Records from a data source:
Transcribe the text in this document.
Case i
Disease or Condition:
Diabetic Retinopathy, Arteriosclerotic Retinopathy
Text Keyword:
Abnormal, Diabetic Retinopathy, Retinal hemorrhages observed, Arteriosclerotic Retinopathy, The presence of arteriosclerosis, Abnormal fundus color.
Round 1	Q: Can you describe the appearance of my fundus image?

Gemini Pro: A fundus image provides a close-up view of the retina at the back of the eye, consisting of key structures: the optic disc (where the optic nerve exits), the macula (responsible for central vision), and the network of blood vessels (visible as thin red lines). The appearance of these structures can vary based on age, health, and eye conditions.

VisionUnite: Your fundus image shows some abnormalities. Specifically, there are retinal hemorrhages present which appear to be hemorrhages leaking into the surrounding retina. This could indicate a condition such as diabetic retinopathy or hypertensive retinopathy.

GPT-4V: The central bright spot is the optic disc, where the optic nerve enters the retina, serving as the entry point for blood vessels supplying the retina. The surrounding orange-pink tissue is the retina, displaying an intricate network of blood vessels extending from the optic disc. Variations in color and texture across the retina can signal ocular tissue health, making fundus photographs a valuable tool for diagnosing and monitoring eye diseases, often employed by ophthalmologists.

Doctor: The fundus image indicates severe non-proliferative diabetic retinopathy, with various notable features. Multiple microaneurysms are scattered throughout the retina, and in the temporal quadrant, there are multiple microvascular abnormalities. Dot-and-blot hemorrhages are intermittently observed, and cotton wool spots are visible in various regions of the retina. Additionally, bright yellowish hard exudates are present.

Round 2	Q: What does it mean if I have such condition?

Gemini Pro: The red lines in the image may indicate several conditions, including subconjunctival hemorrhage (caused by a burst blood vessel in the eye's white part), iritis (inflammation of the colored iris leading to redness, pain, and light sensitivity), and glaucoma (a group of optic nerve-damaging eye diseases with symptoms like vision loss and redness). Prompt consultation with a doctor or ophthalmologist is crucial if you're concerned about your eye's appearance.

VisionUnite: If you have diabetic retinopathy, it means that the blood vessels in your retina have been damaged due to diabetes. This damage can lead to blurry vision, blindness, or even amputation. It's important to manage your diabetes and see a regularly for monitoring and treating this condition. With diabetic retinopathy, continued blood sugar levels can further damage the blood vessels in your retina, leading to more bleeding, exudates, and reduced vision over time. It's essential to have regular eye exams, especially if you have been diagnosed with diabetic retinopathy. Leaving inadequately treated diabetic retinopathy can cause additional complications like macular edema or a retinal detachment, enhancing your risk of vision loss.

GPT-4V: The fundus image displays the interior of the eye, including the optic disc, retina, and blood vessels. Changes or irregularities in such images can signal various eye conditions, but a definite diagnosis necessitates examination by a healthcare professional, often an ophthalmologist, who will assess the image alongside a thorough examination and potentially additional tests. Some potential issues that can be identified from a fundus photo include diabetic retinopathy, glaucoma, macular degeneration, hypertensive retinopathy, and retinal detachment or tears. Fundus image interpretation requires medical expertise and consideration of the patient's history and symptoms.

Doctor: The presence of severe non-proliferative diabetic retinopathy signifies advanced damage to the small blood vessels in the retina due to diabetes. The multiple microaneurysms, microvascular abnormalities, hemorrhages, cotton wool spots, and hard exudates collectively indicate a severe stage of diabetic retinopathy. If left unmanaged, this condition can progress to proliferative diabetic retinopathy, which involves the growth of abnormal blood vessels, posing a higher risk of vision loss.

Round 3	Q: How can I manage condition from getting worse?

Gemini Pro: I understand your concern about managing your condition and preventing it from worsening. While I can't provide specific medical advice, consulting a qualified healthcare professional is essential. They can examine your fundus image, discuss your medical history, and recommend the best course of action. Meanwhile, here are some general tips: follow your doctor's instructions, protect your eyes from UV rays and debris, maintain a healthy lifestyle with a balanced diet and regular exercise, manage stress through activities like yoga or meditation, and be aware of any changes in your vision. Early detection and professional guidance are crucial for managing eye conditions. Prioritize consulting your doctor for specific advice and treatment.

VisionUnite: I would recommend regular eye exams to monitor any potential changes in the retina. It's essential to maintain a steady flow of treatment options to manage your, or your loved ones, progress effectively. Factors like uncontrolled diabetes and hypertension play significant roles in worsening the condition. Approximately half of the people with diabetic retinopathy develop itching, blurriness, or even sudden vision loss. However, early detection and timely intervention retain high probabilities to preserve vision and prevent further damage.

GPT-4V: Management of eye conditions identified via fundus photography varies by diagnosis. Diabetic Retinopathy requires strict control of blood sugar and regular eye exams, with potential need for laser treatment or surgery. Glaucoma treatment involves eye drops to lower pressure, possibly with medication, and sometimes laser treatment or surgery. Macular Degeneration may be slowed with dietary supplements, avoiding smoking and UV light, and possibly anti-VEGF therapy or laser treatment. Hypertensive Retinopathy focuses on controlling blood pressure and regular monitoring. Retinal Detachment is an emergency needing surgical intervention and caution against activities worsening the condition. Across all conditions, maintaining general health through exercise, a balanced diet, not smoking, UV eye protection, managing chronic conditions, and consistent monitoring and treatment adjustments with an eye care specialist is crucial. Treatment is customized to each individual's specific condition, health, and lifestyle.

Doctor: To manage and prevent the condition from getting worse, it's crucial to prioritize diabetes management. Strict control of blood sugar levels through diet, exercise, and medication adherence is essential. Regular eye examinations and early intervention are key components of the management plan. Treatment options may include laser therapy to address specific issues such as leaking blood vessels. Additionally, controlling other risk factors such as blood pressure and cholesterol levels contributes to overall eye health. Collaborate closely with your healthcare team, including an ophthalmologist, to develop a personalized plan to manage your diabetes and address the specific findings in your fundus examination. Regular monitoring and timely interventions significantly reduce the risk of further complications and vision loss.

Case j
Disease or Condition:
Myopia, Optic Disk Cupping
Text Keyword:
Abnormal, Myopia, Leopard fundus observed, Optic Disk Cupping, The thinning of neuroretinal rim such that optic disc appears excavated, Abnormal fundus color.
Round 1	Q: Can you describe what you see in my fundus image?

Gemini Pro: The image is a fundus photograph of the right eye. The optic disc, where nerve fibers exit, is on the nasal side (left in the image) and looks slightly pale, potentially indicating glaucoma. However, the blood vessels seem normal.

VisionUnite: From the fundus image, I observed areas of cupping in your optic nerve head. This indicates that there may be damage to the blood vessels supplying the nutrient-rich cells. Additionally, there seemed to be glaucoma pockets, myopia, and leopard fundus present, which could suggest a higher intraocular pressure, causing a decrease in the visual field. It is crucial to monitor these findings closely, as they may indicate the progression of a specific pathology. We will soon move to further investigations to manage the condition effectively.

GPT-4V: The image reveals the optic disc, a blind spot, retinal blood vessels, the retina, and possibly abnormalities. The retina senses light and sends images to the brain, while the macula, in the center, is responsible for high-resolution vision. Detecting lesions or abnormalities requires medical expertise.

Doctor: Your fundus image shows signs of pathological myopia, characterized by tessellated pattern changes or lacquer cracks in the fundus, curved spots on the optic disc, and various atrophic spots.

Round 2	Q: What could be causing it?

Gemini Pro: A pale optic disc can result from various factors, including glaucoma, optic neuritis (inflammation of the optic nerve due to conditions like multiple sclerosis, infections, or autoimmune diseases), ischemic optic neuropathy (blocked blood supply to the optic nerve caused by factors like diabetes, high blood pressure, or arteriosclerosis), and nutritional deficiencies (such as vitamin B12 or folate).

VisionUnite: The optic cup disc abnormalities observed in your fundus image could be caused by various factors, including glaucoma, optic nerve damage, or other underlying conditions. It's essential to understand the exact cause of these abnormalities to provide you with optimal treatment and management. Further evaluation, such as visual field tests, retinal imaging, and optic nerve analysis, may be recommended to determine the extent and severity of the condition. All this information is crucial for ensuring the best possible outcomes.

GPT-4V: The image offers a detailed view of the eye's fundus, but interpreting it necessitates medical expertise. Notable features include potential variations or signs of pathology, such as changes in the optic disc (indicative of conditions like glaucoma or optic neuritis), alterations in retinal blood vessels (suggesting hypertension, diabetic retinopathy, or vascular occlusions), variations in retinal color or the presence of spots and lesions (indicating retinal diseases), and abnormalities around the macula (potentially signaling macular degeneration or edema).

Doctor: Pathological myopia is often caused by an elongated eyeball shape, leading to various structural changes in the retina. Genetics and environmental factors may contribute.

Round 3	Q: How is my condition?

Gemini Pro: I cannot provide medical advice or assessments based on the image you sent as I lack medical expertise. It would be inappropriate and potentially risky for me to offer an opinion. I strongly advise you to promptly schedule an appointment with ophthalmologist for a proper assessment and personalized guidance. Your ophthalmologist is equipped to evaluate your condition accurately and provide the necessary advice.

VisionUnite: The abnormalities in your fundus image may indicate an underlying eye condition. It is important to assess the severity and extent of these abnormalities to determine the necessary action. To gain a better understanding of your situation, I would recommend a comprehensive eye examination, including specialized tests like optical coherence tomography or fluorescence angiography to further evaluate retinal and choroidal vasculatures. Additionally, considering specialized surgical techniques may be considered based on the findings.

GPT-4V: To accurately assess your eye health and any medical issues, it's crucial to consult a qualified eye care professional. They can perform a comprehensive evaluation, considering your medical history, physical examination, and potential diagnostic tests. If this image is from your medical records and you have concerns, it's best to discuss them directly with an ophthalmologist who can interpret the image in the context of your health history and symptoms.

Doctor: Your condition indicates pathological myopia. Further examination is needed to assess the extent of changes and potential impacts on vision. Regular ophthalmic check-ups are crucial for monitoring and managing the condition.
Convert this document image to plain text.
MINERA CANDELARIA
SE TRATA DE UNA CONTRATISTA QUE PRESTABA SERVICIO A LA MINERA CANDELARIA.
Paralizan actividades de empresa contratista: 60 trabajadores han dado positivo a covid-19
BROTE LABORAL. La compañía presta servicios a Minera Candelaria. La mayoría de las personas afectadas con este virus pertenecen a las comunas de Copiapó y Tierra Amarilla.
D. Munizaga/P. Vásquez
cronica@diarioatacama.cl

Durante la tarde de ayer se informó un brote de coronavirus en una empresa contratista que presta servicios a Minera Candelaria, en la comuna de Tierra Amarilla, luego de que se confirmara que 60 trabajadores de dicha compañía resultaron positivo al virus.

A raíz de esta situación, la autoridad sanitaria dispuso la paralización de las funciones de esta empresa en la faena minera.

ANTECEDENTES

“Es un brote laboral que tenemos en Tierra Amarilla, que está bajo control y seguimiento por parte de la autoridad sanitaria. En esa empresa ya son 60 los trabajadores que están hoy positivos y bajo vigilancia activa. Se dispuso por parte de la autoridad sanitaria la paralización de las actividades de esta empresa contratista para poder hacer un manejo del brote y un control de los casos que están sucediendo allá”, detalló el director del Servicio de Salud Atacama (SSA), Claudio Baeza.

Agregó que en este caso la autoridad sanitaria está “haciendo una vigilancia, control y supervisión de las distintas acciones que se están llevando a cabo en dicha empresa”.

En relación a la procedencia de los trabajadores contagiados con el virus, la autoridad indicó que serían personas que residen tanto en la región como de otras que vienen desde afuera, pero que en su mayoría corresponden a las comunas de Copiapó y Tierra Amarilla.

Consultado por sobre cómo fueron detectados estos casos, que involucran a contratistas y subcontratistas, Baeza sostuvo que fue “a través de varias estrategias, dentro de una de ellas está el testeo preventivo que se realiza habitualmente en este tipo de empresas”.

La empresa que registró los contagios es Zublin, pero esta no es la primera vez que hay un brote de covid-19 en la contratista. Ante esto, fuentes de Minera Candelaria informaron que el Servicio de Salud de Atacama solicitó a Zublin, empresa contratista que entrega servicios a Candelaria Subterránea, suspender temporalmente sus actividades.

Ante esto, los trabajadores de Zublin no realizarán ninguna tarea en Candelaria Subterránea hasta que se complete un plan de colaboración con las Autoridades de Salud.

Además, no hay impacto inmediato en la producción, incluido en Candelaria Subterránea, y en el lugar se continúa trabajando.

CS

#### Exercise description
Tell how many lines in the entries contain the string "Copiapó". Give the number and nothing more.

#### Solution to the exercise
2